:: The input ::

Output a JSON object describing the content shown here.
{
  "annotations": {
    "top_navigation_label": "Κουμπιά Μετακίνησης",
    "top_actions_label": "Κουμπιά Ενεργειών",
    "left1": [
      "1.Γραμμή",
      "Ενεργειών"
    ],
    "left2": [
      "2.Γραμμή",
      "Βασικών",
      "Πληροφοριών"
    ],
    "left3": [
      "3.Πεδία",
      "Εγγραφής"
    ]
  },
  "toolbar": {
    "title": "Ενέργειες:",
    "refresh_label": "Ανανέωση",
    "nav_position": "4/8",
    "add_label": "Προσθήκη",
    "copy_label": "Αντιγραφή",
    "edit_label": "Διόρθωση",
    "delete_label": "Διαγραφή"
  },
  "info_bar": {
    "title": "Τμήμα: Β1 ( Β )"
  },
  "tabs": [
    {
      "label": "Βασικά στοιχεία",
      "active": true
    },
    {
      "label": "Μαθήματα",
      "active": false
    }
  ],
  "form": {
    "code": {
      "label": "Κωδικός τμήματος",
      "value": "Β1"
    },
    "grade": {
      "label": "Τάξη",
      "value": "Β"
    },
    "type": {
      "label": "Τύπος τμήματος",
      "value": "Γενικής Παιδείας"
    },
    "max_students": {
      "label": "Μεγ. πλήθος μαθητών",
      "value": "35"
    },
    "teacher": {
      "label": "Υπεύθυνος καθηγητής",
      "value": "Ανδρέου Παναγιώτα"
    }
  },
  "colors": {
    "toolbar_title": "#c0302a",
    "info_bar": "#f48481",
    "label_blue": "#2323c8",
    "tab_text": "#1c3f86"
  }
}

:::
:: The input ::

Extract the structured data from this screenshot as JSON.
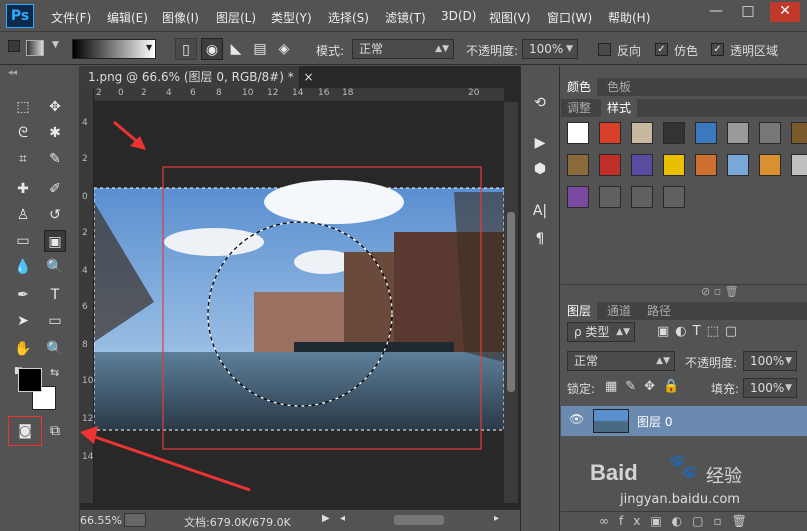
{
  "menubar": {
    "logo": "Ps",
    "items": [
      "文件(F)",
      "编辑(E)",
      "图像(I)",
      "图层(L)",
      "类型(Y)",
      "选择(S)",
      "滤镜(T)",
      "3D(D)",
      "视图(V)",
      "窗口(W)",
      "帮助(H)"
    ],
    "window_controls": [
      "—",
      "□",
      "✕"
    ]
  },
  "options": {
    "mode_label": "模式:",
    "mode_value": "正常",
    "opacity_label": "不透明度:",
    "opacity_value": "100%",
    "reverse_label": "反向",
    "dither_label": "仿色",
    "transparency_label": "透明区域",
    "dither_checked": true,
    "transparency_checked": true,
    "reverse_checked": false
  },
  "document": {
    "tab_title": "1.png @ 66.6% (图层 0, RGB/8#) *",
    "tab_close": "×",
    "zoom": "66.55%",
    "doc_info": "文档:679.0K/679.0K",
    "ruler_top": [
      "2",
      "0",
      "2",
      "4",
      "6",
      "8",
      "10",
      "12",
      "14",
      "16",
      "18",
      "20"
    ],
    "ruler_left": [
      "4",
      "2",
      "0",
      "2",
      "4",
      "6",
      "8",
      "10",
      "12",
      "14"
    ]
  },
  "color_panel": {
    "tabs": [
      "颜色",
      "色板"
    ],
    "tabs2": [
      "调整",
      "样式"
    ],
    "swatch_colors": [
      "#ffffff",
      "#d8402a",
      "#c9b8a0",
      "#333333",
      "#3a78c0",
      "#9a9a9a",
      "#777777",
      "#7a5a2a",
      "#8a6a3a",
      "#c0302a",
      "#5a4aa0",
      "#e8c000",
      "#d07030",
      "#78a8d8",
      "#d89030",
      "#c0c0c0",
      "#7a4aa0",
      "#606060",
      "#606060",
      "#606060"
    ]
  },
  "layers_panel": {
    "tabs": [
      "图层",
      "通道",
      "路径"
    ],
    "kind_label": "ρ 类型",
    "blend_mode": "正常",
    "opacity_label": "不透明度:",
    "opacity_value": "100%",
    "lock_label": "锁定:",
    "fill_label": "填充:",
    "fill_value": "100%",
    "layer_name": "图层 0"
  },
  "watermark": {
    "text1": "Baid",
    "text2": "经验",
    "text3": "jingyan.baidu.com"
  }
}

:::

◆ Exercise: List every line above containing the word "true".

◆ Written reply:
      "active": true
    "dither_checked": true,
    "transparency_checked": true,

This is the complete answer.